- **WRITTEN REQUEST**
Every line below should be repeated exactly.

- **STORED DATA**

▽

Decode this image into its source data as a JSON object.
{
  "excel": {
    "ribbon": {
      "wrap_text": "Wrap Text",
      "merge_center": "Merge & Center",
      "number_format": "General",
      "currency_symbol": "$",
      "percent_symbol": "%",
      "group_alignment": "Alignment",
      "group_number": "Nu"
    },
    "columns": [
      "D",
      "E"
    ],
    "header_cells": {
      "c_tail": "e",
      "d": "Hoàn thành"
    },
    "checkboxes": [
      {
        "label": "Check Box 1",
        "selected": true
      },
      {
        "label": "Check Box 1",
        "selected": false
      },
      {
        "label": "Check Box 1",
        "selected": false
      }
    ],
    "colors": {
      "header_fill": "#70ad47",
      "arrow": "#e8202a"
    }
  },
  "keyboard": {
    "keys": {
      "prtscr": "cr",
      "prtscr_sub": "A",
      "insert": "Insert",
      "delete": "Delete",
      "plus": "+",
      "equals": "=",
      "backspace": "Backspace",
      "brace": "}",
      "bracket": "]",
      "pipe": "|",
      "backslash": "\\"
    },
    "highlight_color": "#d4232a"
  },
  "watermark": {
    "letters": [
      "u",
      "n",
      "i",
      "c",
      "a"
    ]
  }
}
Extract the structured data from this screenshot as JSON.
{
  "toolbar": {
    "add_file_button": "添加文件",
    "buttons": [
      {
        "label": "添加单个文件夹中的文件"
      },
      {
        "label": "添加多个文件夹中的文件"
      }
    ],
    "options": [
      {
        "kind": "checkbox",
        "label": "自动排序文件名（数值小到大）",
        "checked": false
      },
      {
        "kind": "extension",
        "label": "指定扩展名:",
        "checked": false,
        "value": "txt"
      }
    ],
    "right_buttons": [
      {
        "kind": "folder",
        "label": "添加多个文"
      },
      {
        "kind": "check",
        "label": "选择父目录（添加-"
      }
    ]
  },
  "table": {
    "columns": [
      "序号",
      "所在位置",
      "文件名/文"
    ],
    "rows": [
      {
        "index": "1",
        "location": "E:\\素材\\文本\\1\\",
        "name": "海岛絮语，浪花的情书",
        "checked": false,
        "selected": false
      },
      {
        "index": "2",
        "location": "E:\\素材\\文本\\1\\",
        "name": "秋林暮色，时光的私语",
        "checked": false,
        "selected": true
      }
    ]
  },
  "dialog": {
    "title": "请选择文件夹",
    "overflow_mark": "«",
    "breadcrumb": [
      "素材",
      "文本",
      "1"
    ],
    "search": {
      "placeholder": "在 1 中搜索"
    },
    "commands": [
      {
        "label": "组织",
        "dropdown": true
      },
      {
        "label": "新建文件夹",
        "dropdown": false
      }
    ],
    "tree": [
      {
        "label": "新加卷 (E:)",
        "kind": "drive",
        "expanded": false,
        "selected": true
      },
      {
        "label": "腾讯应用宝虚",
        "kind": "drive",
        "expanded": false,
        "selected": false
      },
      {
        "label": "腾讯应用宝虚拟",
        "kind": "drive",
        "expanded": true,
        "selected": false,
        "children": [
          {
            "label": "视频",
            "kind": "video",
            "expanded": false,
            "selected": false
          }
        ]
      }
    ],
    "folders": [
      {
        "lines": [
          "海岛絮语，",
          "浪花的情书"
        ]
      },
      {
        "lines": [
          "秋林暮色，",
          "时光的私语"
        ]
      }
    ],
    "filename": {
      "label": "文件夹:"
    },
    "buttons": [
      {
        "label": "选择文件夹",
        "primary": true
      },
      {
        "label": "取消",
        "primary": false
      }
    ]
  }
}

△

- **EXERCISE RESPONSE**
Decode this image into its source data as a JSON object.
{
  "excel": {
    "ribbon": {
      "wrap_text": "Wrap Text",
      "merge_center": "Merge & Center",
      "number_format": "General",
      "currency_symbol": "$",
      "percent_symbol": "%",
      "group_alignment": "Alignment",
      "group_number": "Nu"
    },
    "columns": [
      "D",
      "E"
    ],
    "header_cells": {
      "c_tail": "e",
      "d": "Hoàn thành"
    },
    "checkboxes": [
      {
        "label": "Check Box 1",
        "selected": true
      },
      {
        "label": "Check Box 1",
        "selected": false
      },
      {
        "label": "Check Box 1",
        "selected": false
      }
    ],
    "colors": {
      "header_fill": "#70ad47",
      "arrow": "#e8202a"
    }
  },
  "keyboard": {
    "keys": {
      "prtscr": "cr",
      "prtscr_sub": "A",
      "insert": "Insert",
      "delete": "Delete",
      "plus": "+",
      "equals": "=",
      "backspace": "Backspace",
      "brace": "}",
      "bracket": "]",
      "pipe": "|",
      "backslash": "\\"
    },
    "highlight_color": "#d4232a"
  },
  "watermark": {
    "letters": [
      "u",
      "n",
      "i",
      "c",
      "a"
    ]
  }
}
Extract the structured data from this screenshot as JSON.
{
  "toolbar": {
    "add_file_button": "添加文件",
    "buttons": [
      {
        "label": "添加单个文件夹中的文件"
      },
      {
        "label": "添加多个文件夹中的文件"
      }
    ],
    "options": [
      {
        "kind": "checkbox",
        "label": "自动排序文件名（数值小到大）",
        "checked": false
      },
      {
        "kind": "extension",
        "label": "指定扩展名:",
        "checked": false,
        "value": "txt"
      }
    ],
    "right_buttons": [
      {
        "kind": "folder",
        "label": "添加多个文"
      },
      {
        "kind": "check",
        "label": "选择父目录（添加-"
      }
    ]
  },
  "table": {
    "columns": [
      "序号",
      "所在位置",
      "文件名/文"
    ],
    "rows": [
      {
        "index": "1",
        "location": "E:\\素材\\文本\\1\\",
        "name": "海岛絮语，浪花的情书",
        "checked": false,
        "selected": false
      },
      {
        "index": "2",
        "location": "E:\\素材\\文本\\1\\",
        "name": "秋林暮色，时光的私语",
        "checked": false,
        "selected": true
      }
    ]
  },
  "dialog": {
    "title": "请选择文件夹",
    "overflow_mark": "«",
    "breadcrumb": [
      "素材",
      "文本",
      "1"
    ],
    "search": {
      "placeholder": "在 1 中搜索"
    },
    "commands": [
      {
        "label": "组织",
        "dropdown": true
      },
      {
        "label": "新建文件夹",
        "dropdown": false
      }
    ],
    "tree": [
      {
        "label": "新加卷 (E:)",
        "kind": "drive",
        "expanded": false,
        "selected": true
      },
      {
        "label": "腾讯应用宝虚",
        "kind": "drive",
        "expanded": false,
        "selected": false
      },
      {
        "label": "腾讯应用宝虚拟",
        "kind": "drive",
        "expanded": true,
        "selected": false,
        "children": [
          {
            "label": "视频",
            "kind": "video",
            "expanded": false,
            "selected": false
          }
        ]
      }
    ],
    "folders": [
      {
        "lines": [
          "海岛絮语，",
          "浪花的情书"
        ]
      },
      {
        "lines": [
          "秋林暮色，",
          "时光的私语"
        ]
      }
    ],
    "filename": {
      "label": "文件夹:"
    },
    "buttons": [
      {
        "label": "选择文件夹",
        "primary": true
      },
      {
        "label": "取消",
        "primary": false
      }
    ]
  }
}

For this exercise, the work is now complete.